### TASK OBJECTIVE
Do not include the pictures; repeat the rest of the data exactly.

### MATERIAL FOR THIS TASK
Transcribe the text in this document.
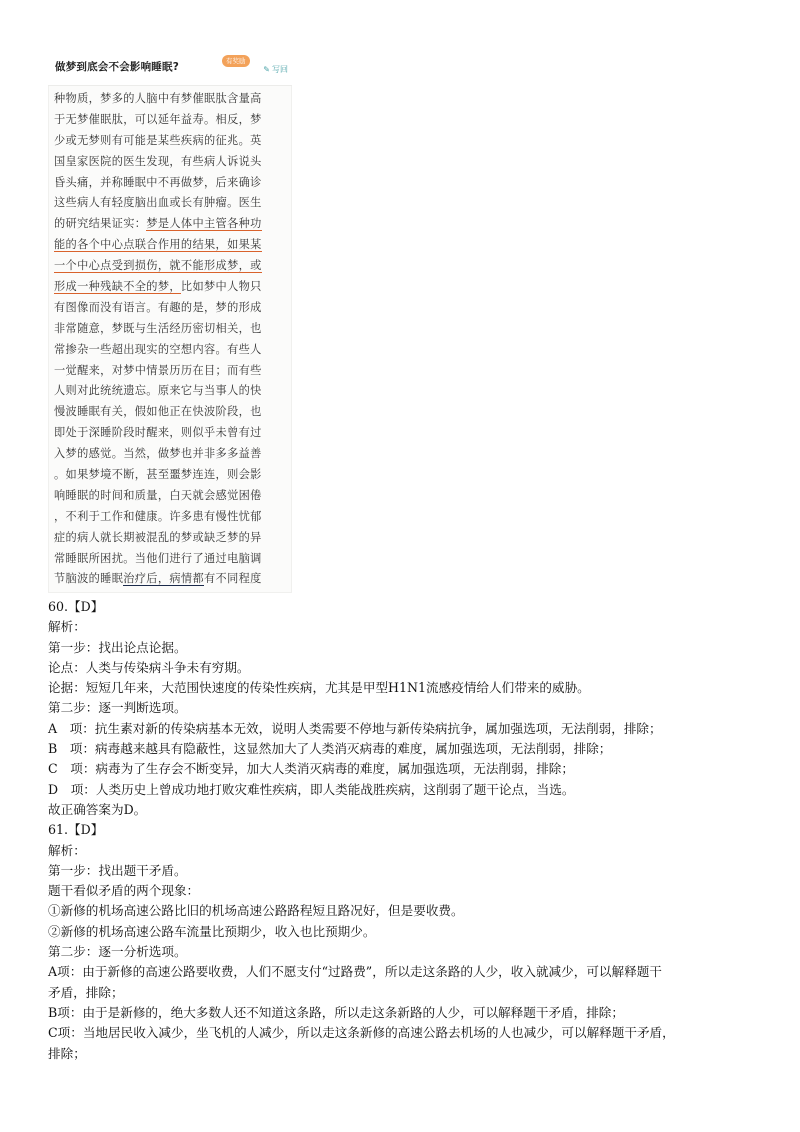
做梦到底会不会影响睡眠?	有奖励
✎ 写回
种物质，梦多的人脑中有梦催眠肽含量高
于无梦催眠肽，可以延年益寿。相反，梦
少或无梦则有可能是某些疾病的征兆。英
国皇家医院的医生发现，有些病人诉说头
昏头痛，并称睡眠中不再做梦，后来确诊
这些病人有轻度脑出血或长有肿瘤。医生
的研究结果证实：梦是人体中主管各种功
能的各个中心点联合作用的结果，如果某
一个中心点受到损伤，就不能形成梦，或
形成一种残缺不全的梦，比如梦中人物只
有图像而没有语言。有趣的是，梦的形成
非常随意，梦既与生活经历密切相关，也
常掺杂一些超出现实的空想内容。有些人
一觉醒来，对梦中情景历历在目；而有些
人则对此统统遗忘。原来它与当事人的快
慢波睡眠有关，假如他正在快波阶段，也
即处于深睡阶段时醒来，则似乎未曾有过
入梦的感觉。当然，做梦也并非多多益善
。如果梦境不断，甚至噩梦连连，则会影
响睡眠的时间和质量，白天就会感觉困倦
，不利于工作和健康。许多患有慢性忧郁
症的病人就长期被混乱的梦或缺乏梦的异
常睡眠所困扰。当他们进行了通过电脑调
节脑波的睡眠治疗后，病情都有不同程度
60.【D】
解析：
第一步：找出论点论据。
论点：人类与传染病斗争未有穷期。
论据：短短几年来，大范围快速度的传染性疾病，尤其是甲型H1N1流感疫情给人们带来的威胁。
第二步：逐一判断选项。
A　项：抗生素对新的传染病基本无效，说明人类需要不停地与新传染病抗争，属加强选项，无法削弱，排除；
B　项：病毒越来越具有隐蔽性，这显然加大了人类消灭病毒的难度，属加强选项，无法削弱，排除；
C　项：病毒为了生存会不断变异，加大人类消灭病毒的难度，属加强选项，无法削弱，排除；
D　项：人类历史上曾成功地打败灾难性疾病，即人类能战胜疾病，这削弱了题干论点，当选。
故正确答案为D。
61.【D】
解析：
第一步：找出题干矛盾。
题干看似矛盾的两个现象：
①新修的机场高速公路比旧的机场高速公路路程短且路况好，但是要收费。
②新修的机场高速公路车流量比预期少，收入也比预期少。
第二步：逐一分析选项。
A项：由于新修的高速公路要收费，人们不愿支付“过路费”，所以走这条路的人少，收入就减少，可以解释题干
矛盾，排除；
B项：由于是新修的，绝大多数人还不知道这条路，所以走这条新路的人少，可以解释题干矛盾，排除；
C项：当地居民收入减少，坐飞机的人减少，所以走这条新修的高速公路去机场的人也减少，可以解释题干矛盾，
排除；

### SOLVED EXERCISE
Transcribe the text in this document.
做梦到底会不会影响睡眠?	有奖励
✎ 写回
种物质，梦多的人脑中有梦催眠肽含量高
于无梦催眠肽，可以延年益寿。相反，梦
少或无梦则有可能是某些疾病的征兆。英
国皇家医院的医生发现，有些病人诉说头
昏头痛，并称睡眠中不再做梦，后来确诊
这些病人有轻度脑出血或长有肿瘤。医生
的研究结果证实：梦是人体中主管各种功
能的各个中心点联合作用的结果，如果某
一个中心点受到损伤，就不能形成梦，或
形成一种残缺不全的梦，比如梦中人物只
有图像而没有语言。有趣的是，梦的形成
非常随意，梦既与生活经历密切相关，也
常掺杂一些超出现实的空想内容。有些人
一觉醒来，对梦中情景历历在目；而有些
人则对此统统遗忘。原来它与当事人的快
慢波睡眠有关，假如他正在快波阶段，也
即处于深睡阶段时醒来，则似乎未曾有过
入梦的感觉。当然，做梦也并非多多益善
。如果梦境不断，甚至噩梦连连，则会影
响睡眠的时间和质量，白天就会感觉困倦
，不利于工作和健康。许多患有慢性忧郁
症的病人就长期被混乱的梦或缺乏梦的异
常睡眠所困扰。当他们进行了通过电脑调
节脑波的睡眠治疗后，病情都有不同程度
60.【D】
解析：
第一步：找出论点论据。
论点：人类与传染病斗争未有穷期。
论据：短短几年来，大范围快速度的传染性疾病，尤其是甲型H1N1流感疫情给人们带来的威胁。
第二步：逐一判断选项。
A　项：抗生素对新的传染病基本无效，说明人类需要不停地与新传染病抗争，属加强选项，无法削弱，排除；
B　项：病毒越来越具有隐蔽性，这显然加大了人类消灭病毒的难度，属加强选项，无法削弱，排除；
C　项：病毒为了生存会不断变异，加大人类消灭病毒的难度，属加强选项，无法削弱，排除；
D　项：人类历史上曾成功地打败灾难性疾病，即人类能战胜疾病，这削弱了题干论点，当选。
故正确答案为D。
61.【D】
解析：
第一步：找出题干矛盾。
题干看似矛盾的两个现象：
①新修的机场高速公路比旧的机场高速公路路程短且路况好，但是要收费。
②新修的机场高速公路车流量比预期少，收入也比预期少。
第二步：逐一分析选项。
A项：由于新修的高速公路要收费，人们不愿支付“过路费”，所以走这条路的人少，收入就减少，可以解释题干
矛盾，排除；
B项：由于是新修的，绝大多数人还不知道这条路，所以走这条新路的人少，可以解释题干矛盾，排除；
C项：当地居民收入减少，坐飞机的人减少，所以走这条新修的高速公路去机场的人也减少，可以解释题干矛盾，
排除；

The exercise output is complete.